● **WRITTEN PROBLEM**
Copy out all the entries exactly.

..............................

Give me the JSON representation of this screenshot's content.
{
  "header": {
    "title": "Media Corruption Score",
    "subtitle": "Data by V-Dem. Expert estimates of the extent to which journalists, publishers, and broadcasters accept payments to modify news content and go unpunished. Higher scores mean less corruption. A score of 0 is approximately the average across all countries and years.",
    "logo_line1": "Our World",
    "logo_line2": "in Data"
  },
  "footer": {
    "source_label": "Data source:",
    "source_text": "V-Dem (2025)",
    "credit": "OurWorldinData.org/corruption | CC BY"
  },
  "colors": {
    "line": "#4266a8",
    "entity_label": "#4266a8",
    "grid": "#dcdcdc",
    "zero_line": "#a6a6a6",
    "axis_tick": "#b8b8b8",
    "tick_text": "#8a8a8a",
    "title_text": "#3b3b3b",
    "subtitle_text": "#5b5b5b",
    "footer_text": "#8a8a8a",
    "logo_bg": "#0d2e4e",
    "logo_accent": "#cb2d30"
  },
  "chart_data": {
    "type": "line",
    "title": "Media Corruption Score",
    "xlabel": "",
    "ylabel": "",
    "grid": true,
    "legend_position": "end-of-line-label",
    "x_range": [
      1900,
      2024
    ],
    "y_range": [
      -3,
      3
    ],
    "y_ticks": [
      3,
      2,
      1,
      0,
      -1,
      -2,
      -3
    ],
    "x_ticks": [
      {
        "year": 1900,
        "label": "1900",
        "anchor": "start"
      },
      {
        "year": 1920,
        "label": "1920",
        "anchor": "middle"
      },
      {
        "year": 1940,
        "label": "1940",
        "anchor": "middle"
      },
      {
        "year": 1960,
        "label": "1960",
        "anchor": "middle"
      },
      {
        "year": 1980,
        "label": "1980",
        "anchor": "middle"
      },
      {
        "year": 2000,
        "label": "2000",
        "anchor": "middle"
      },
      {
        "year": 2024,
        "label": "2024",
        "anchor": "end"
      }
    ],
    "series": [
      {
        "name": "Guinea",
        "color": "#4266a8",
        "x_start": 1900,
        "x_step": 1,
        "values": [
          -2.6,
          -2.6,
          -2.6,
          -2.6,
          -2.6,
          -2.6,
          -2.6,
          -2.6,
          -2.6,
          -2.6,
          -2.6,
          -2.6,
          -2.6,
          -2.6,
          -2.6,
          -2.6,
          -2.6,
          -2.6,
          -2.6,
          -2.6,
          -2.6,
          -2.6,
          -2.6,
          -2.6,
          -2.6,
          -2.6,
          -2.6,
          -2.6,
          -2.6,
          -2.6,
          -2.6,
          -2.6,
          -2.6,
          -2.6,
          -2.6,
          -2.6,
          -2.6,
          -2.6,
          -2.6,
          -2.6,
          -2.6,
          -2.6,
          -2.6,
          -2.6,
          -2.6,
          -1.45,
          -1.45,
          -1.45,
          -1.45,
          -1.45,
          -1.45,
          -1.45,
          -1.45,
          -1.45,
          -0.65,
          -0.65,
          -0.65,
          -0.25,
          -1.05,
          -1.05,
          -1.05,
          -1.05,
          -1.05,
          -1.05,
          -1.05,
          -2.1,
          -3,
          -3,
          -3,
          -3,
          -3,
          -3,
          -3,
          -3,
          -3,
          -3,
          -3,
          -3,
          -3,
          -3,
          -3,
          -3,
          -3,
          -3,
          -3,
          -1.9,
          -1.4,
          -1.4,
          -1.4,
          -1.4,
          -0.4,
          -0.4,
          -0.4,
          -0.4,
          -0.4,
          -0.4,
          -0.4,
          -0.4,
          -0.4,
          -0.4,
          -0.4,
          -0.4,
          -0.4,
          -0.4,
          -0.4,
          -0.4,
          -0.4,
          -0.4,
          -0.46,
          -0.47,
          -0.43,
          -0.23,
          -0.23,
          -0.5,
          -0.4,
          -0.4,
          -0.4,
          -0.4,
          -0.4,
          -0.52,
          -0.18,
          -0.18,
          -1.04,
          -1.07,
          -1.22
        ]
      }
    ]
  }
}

..............................

● **THE OUTPUT**
Give me the JSON representation of this screenshot's content.
{
  "header": {
    "title": "Media Corruption Score",
    "subtitle": "Data by V-Dem. Expert estimates of the extent to which journalists, publishers, and broadcasters accept payments to modify news content and go unpunished. Higher scores mean less corruption. A score of 0 is approximately the average across all countries and years.",
    "logo_line1": "Our World",
    "logo_line2": "in Data"
  },
  "footer": {
    "source_label": "Data source:",
    "source_text": "V-Dem (2025)",
    "credit": "OurWorldinData.org/corruption | CC BY"
  },
  "colors": {
    "line": "#4266a8",
    "entity_label": "#4266a8",
    "grid": "#dcdcdc",
    "zero_line": "#a6a6a6",
    "axis_tick": "#b8b8b8",
    "tick_text": "#8a8a8a",
    "title_text": "#3b3b3b",
    "subtitle_text": "#5b5b5b",
    "footer_text": "#8a8a8a",
    "logo_bg": "#0d2e4e",
    "logo_accent": "#cb2d30"
  },
  "chart_data": {
    "type": "line",
    "title": "Media Corruption Score",
    "xlabel": "",
    "ylabel": "",
    "grid": true,
    "legend_position": "end-of-line-label",
    "x_range": [
      1900,
      2024
    ],
    "y_range": [
      -3,
      3
    ],
    "y_ticks": [
      3,
      2,
      1,
      0,
      -1,
      -2,
      -3
    ],
    "x_ticks": [
      {
        "year": 1900,
        "label": "1900",
        "anchor": "start"
      },
      {
        "year": 1920,
        "label": "1920",
        "anchor": "middle"
      },
      {
        "year": 1940,
        "label": "1940",
        "anchor": "middle"
      },
      {
        "year": 1960,
        "label": "1960",
        "anchor": "middle"
      },
      {
        "year": 1980,
        "label": "1980",
        "anchor": "middle"
      },
      {
        "year": 2000,
        "label": "2000",
        "anchor": "middle"
      },
      {
        "year": 2024,
        "label": "2024",
        "anchor": "end"
      }
    ],
    "series": [
      {
        "name": "Guinea",
        "color": "#4266a8",
        "x_start": 1900,
        "x_step": 1,
        "values": [
          -2.6,
          -2.6,
          -2.6,
          -2.6,
          -2.6,
          -2.6,
          -2.6,
          -2.6,
          -2.6,
          -2.6,
          -2.6,
          -2.6,
          -2.6,
          -2.6,
          -2.6,
          -2.6,
          -2.6,
          -2.6,
          -2.6,
          -2.6,
          -2.6,
          -2.6,
          -2.6,
          -2.6,
          -2.6,
          -2.6,
          -2.6,
          -2.6,
          -2.6,
          -2.6,
          -2.6,
          -2.6,
          -2.6,
          -2.6,
          -2.6,
          -2.6,
          -2.6,
          -2.6,
          -2.6,
          -2.6,
          -2.6,
          -2.6,
          -2.6,
          -2.6,
          -2.6,
          -1.45,
          -1.45,
          -1.45,
          -1.45,
          -1.45,
          -1.45,
          -1.45,
          -1.45,
          -1.45,
          -0.65,
          -0.65,
          -0.65,
          -0.25,
          -1.05,
          -1.05,
          -1.05,
          -1.05,
          -1.05,
          -1.05,
          -1.05,
          -2.1,
          -3,
          -3,
          -3,
          -3,
          -3,
          -3,
          -3,
          -3,
          -3,
          -3,
          -3,
          -3,
          -3,
          -3,
          -3,
          -3,
          -3,
          -3,
          -3,
          -1.9,
          -1.4,
          -1.4,
          -1.4,
          -1.4,
          -0.4,
          -0.4,
          -0.4,
          -0.4,
          -0.4,
          -0.4,
          -0.4,
          -0.4,
          -0.4,
          -0.4,
          -0.4,
          -0.4,
          -0.4,
          -0.4,
          -0.4,
          -0.4,
          -0.4,
          -0.4,
          -0.46,
          -0.47,
          -0.43,
          -0.23,
          -0.23,
          -0.5,
          -0.4,
          -0.4,
          -0.4,
          -0.4,
          -0.4,
          -0.52,
          -0.18,
          -0.18,
          -1.04,
          -1.07,
          -1.22
        ]
      }
    ]
  }
}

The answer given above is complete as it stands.